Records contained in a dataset

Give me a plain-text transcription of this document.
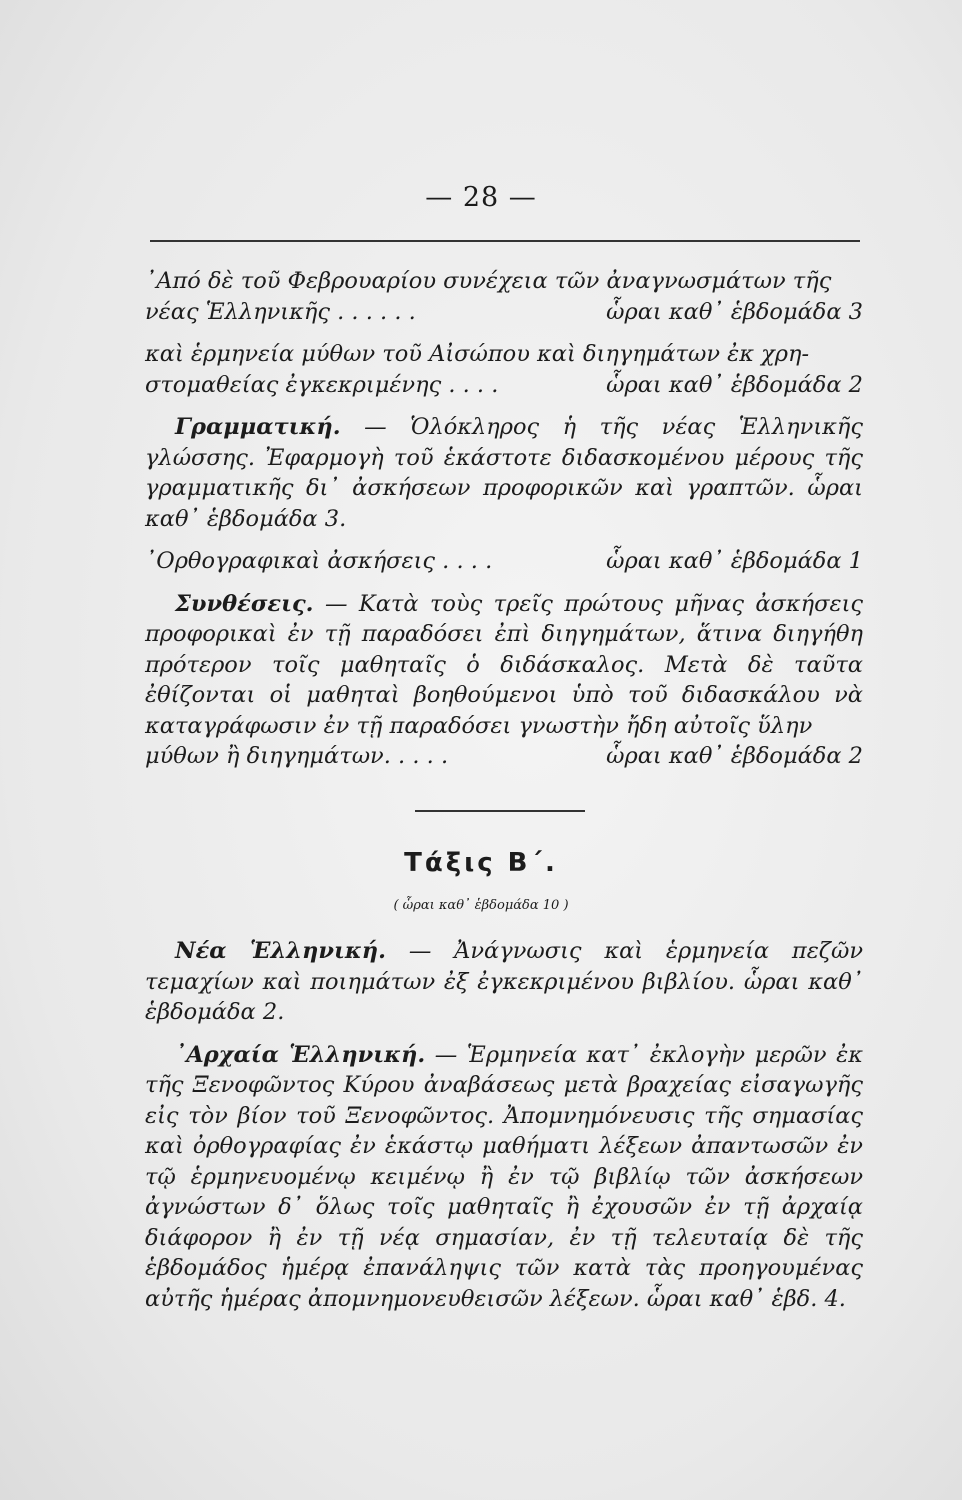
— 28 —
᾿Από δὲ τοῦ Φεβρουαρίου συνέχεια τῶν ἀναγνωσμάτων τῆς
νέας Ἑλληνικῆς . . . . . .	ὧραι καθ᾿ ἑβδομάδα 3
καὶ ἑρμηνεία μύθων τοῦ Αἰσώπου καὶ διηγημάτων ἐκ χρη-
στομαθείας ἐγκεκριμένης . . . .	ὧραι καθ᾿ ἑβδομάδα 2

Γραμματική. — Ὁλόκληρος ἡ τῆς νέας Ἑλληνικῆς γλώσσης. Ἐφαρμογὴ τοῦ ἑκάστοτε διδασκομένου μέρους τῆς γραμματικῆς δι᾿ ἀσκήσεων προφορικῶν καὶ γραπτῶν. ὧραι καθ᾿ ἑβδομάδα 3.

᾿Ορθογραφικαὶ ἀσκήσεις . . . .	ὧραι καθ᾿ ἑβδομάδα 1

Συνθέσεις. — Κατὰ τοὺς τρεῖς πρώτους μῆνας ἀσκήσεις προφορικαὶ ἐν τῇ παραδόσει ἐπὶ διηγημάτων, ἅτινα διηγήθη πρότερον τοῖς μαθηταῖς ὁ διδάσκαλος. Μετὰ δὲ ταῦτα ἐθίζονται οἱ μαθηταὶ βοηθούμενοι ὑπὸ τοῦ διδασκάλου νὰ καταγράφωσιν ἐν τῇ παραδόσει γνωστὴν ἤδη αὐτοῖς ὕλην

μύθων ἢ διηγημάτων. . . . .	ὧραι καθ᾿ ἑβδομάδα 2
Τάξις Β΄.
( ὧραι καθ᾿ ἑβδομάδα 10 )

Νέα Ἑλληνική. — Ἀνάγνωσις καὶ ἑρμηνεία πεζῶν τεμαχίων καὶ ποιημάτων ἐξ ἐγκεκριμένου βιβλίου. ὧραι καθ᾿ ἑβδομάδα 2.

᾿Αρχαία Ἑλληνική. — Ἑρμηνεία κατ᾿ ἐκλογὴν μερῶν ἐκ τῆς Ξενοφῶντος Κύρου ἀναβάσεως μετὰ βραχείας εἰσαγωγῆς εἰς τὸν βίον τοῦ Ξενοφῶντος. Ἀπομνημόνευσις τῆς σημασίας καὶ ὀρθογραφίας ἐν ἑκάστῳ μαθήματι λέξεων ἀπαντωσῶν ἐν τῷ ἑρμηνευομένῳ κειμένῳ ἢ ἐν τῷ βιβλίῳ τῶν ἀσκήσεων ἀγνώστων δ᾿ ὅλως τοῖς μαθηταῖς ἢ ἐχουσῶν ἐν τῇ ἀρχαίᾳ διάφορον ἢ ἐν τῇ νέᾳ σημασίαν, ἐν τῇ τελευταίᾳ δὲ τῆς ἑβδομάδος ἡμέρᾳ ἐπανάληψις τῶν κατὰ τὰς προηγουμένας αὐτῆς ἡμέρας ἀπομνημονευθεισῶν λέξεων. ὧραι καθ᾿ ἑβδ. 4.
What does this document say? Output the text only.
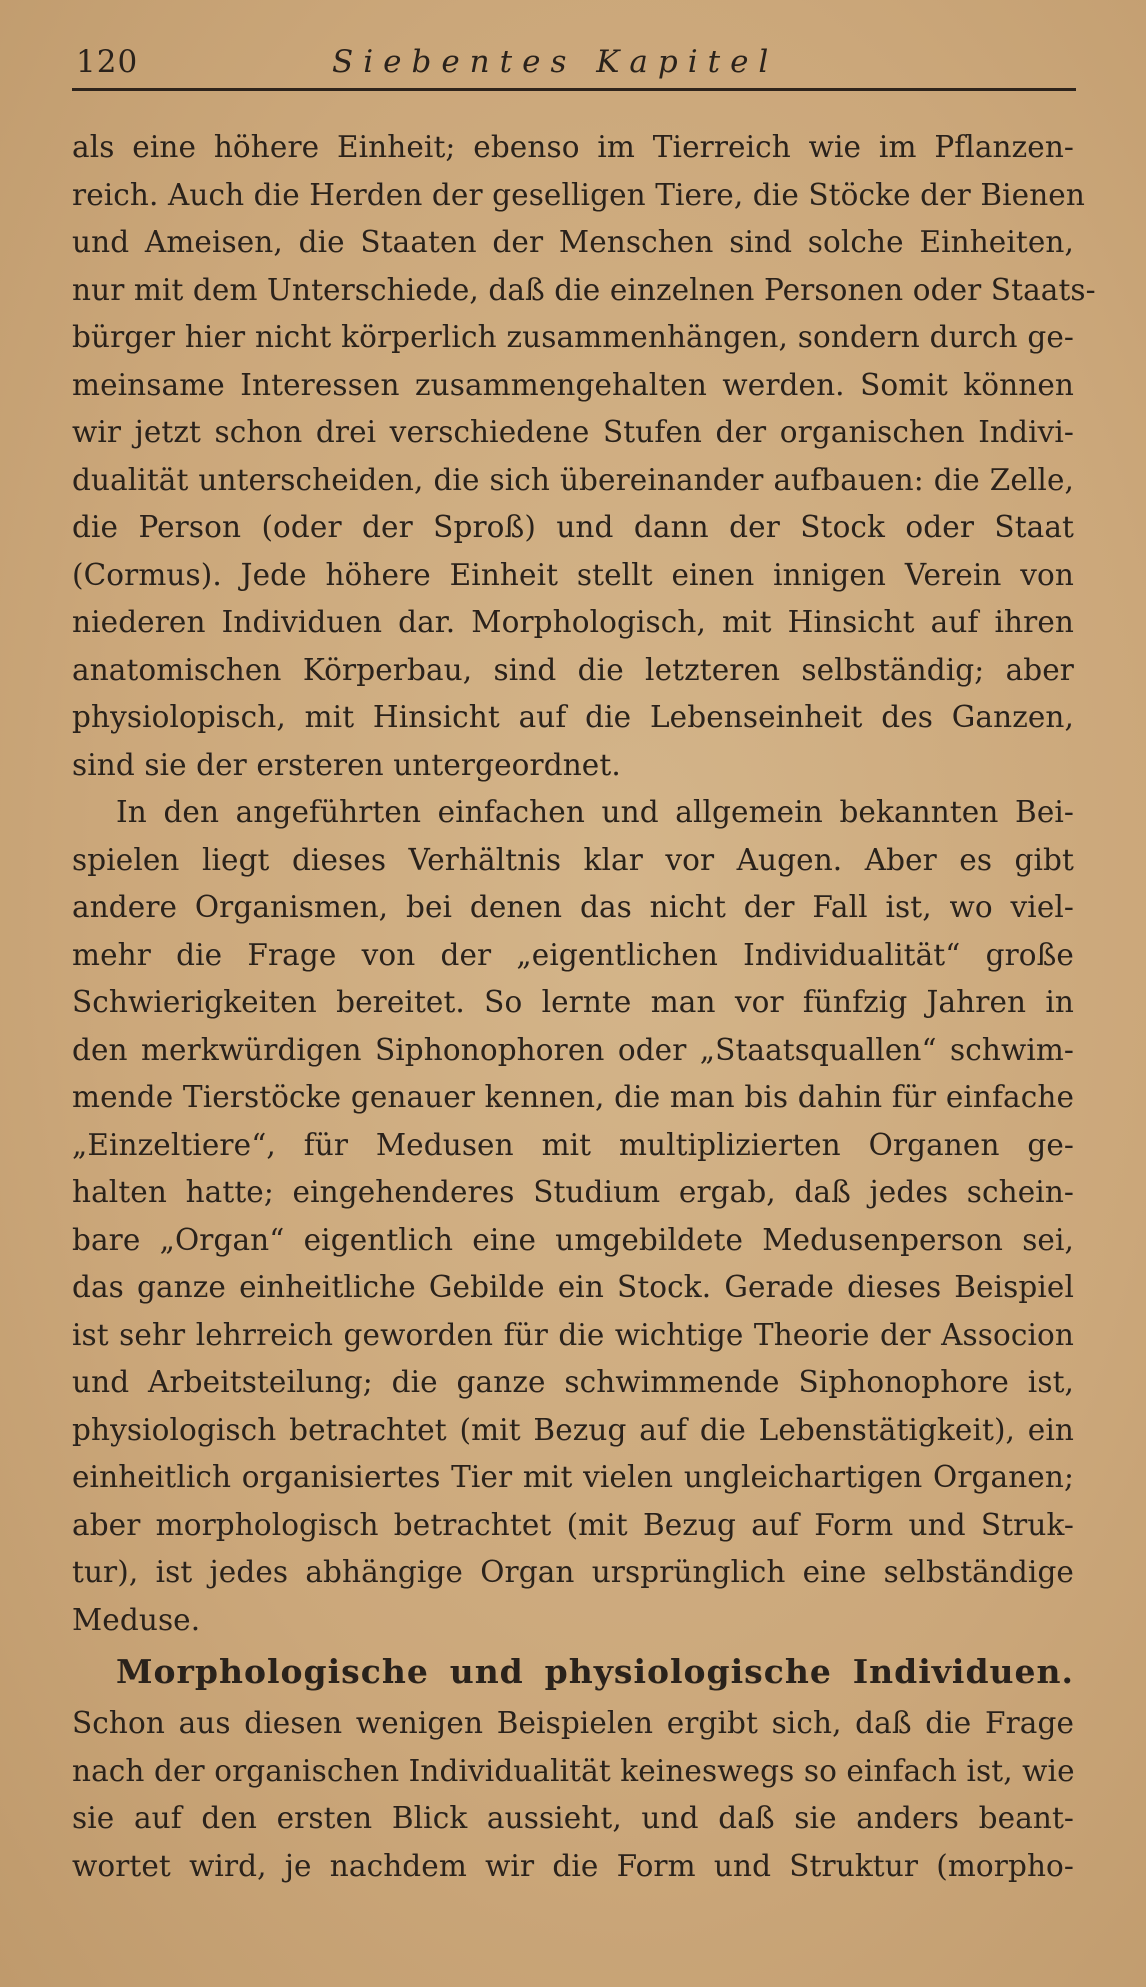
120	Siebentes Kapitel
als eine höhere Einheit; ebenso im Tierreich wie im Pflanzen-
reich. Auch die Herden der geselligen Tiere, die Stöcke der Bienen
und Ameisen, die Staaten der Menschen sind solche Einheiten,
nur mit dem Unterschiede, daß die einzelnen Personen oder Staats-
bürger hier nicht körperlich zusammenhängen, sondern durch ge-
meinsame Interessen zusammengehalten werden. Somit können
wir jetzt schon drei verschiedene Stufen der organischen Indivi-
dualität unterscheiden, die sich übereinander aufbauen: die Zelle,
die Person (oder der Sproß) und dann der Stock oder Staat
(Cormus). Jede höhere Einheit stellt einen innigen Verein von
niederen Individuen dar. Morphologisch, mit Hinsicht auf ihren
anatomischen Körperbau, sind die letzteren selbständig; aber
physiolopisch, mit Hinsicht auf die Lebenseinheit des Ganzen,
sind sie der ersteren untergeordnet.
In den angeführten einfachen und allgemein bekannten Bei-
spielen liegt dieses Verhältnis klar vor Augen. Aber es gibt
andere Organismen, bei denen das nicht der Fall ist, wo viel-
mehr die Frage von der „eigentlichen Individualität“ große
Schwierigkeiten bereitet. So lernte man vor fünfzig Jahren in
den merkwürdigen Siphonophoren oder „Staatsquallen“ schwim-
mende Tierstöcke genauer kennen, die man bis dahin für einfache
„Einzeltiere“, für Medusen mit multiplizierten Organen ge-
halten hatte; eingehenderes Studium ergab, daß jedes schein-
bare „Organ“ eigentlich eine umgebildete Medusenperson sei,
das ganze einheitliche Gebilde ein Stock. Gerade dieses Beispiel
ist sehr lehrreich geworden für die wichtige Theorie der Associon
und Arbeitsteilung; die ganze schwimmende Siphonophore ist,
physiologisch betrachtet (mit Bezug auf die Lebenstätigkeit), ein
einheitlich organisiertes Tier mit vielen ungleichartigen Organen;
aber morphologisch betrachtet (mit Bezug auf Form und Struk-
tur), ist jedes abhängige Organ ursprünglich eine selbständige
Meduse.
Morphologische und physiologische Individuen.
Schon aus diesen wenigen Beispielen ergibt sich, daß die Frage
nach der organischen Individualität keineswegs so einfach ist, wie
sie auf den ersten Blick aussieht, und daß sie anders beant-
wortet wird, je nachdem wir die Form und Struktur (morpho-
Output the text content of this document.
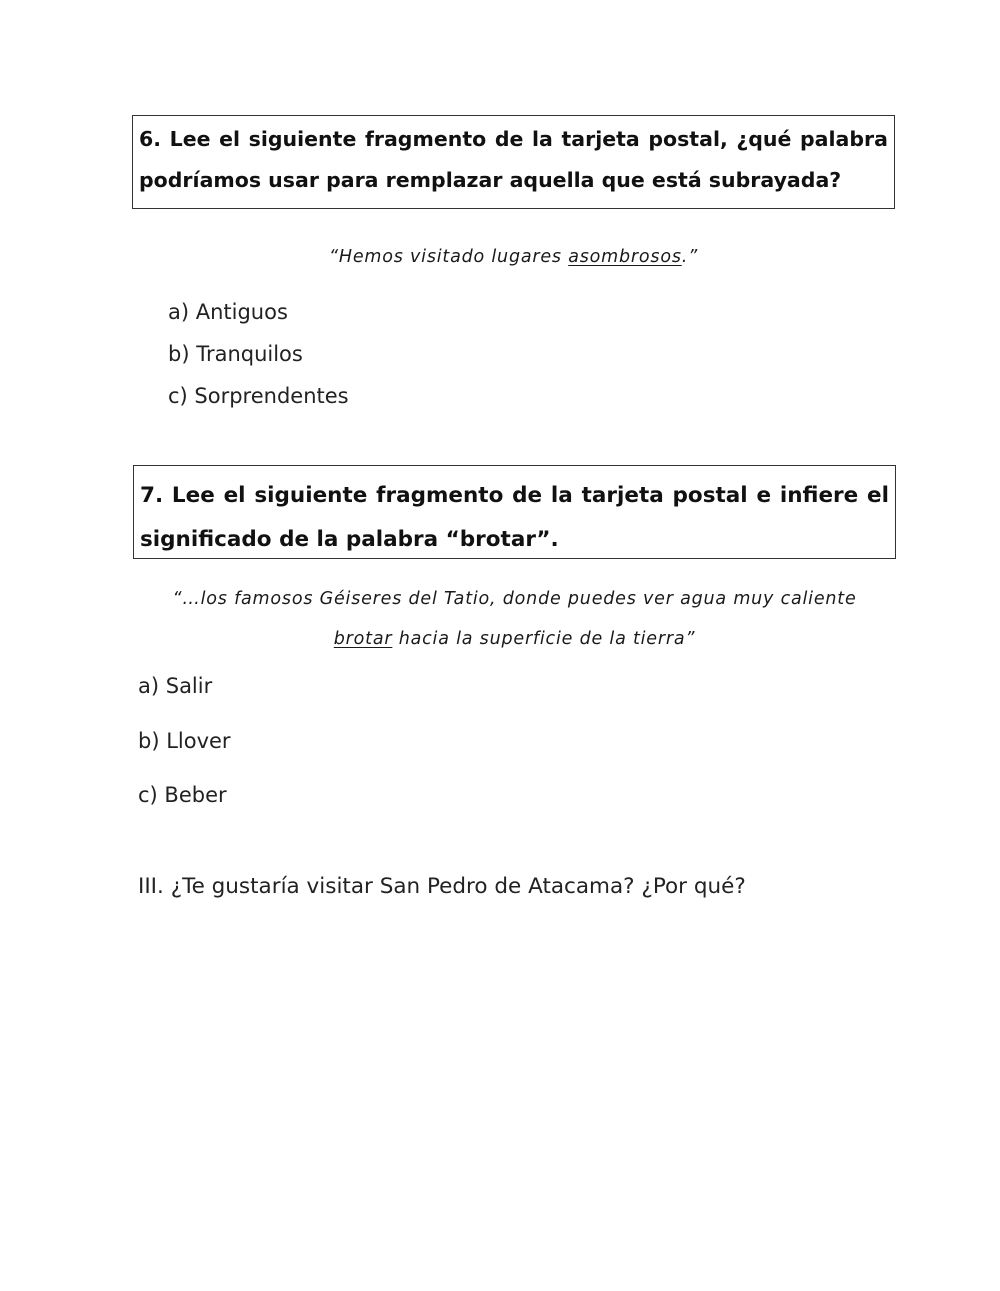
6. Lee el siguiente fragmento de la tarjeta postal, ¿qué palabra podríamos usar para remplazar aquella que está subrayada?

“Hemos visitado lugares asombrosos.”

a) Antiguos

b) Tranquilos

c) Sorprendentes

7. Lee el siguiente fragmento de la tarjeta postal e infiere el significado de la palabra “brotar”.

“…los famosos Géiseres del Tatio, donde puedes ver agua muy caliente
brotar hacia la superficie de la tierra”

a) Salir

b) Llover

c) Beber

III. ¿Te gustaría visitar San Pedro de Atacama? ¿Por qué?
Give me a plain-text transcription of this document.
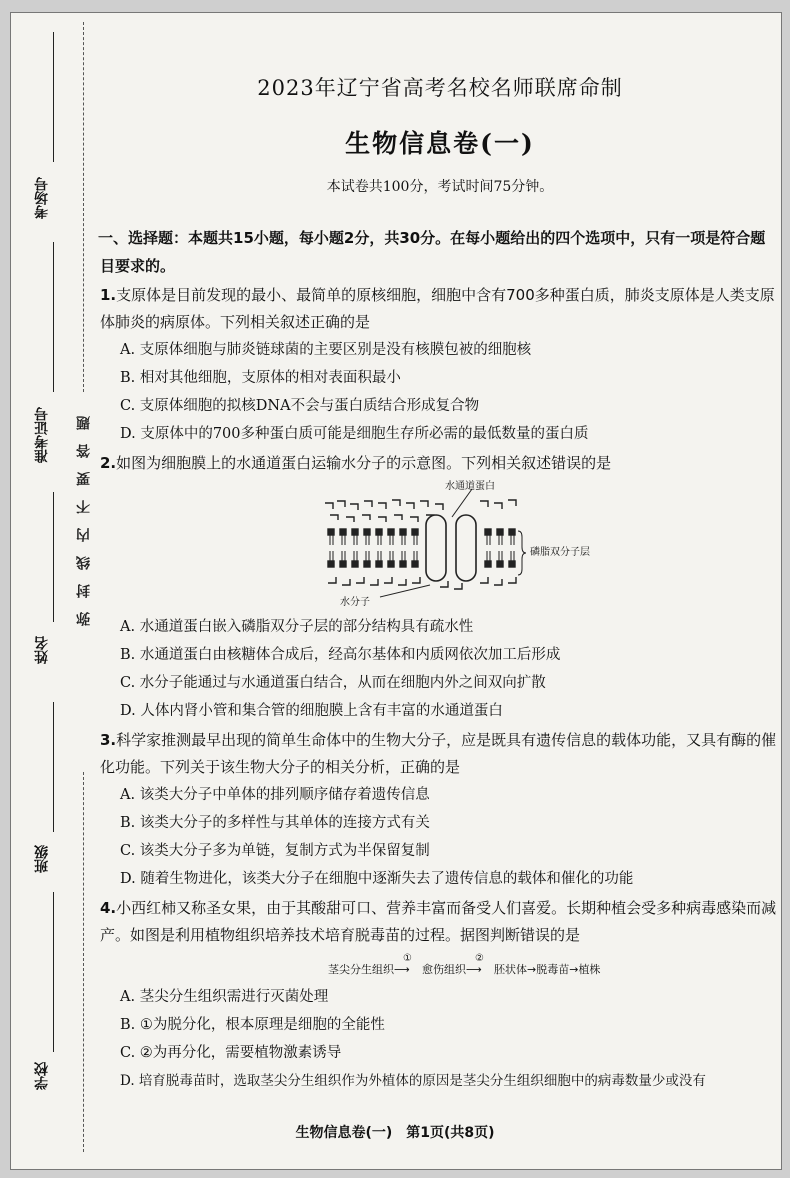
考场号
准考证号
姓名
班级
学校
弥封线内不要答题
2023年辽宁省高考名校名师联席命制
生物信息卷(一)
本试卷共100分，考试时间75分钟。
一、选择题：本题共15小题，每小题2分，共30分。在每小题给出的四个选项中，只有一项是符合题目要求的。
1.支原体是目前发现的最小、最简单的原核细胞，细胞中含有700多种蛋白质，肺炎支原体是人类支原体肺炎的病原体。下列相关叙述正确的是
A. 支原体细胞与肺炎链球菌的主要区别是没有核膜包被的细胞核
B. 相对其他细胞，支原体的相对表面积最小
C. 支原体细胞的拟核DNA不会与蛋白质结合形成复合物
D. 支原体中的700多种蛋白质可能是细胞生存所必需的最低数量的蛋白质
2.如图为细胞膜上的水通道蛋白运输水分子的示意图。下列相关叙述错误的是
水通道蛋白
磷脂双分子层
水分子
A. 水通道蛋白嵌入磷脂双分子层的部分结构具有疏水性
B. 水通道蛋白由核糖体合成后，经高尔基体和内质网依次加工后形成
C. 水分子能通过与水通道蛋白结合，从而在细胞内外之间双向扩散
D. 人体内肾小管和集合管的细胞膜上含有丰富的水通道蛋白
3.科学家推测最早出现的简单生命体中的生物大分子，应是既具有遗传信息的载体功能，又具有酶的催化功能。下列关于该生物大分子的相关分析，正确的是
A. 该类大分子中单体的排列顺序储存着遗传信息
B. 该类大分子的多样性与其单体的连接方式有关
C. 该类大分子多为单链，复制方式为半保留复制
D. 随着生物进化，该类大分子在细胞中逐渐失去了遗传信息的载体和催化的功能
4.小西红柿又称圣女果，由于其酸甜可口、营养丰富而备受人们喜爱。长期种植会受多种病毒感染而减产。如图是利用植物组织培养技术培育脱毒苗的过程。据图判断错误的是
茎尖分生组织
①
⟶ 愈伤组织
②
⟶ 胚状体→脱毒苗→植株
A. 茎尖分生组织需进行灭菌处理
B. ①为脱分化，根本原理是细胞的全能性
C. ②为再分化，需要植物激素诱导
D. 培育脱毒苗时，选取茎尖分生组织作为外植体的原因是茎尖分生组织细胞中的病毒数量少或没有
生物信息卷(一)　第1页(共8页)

• DIRECTIVE:
With pictures omitted, copy exactly the lines from the one containing "Output the text content of this document." through the final line of the listing, both included.

• RESPONSE:
Output the text content of this document.
6. Lee el siguiente fragmento de la tarjeta postal, ¿qué palabra podríamos usar para remplazar aquella que está subrayada?

“Hemos visitado lugares asombrosos.”

a) Antiguos

b) Tranquilos

c) Sorprendentes

7. Lee el siguiente fragmento de la tarjeta postal e infiere el significado de la palabra “brotar”.

“…los famosos Géiseres del Tatio, donde puedes ver agua muy caliente
brotar hacia la superficie de la tierra”

a) Salir

b) Llover

c) Beber

III. ¿Te gustaría visitar San Pedro de Atacama? ¿Por qué?
Give me a plain-text transcription of this document.
考场号
准考证号
姓名
班级
学校
弥封线内不要答题
2023年辽宁省高考名校名师联席命制
生物信息卷(一)
本试卷共100分，考试时间75分钟。
一、选择题：本题共15小题，每小题2分，共30分。在每小题给出的四个选项中，只有一项是符合题目要求的。
1.支原体是目前发现的最小、最简单的原核细胞，细胞中含有700多种蛋白质，肺炎支原体是人类支原体肺炎的病原体。下列相关叙述正确的是
A. 支原体细胞与肺炎链球菌的主要区别是没有核膜包被的细胞核
B. 相对其他细胞，支原体的相对表面积最小
C. 支原体细胞的拟核DNA不会与蛋白质结合形成复合物
D. 支原体中的700多种蛋白质可能是细胞生存所必需的最低数量的蛋白质
2.如图为细胞膜上的水通道蛋白运输水分子的示意图。下列相关叙述错误的是
水通道蛋白
磷脂双分子层
水分子
A. 水通道蛋白嵌入磷脂双分子层的部分结构具有疏水性
B. 水通道蛋白由核糖体合成后，经高尔基体和内质网依次加工后形成
C. 水分子能通过与水通道蛋白结合，从而在细胞内外之间双向扩散
D. 人体内肾小管和集合管的细胞膜上含有丰富的水通道蛋白
3.科学家推测最早出现的简单生命体中的生物大分子，应是既具有遗传信息的载体功能，又具有酶的催化功能。下列关于该生物大分子的相关分析，正确的是
A. 该类大分子中单体的排列顺序储存着遗传信息
B. 该类大分子的多样性与其单体的连接方式有关
C. 该类大分子多为单链，复制方式为半保留复制
D. 随着生物进化，该类大分子在细胞中逐渐失去了遗传信息的载体和催化的功能
4.小西红柿又称圣女果，由于其酸甜可口、营养丰富而备受人们喜爱。长期种植会受多种病毒感染而减产。如图是利用植物组织培养技术培育脱毒苗的过程。据图判断错误的是
茎尖分生组织
①
⟶ 愈伤组织
②
⟶ 胚状体→脱毒苗→植株
A. 茎尖分生组织需进行灭菌处理
B. ①为脱分化，根本原理是细胞的全能性
C. ②为再分化，需要植物激素诱导
D. 培育脱毒苗时，选取茎尖分生组织作为外植体的原因是茎尖分生组织细胞中的病毒数量少或没有
生物信息卷(一)　第1页(共8页)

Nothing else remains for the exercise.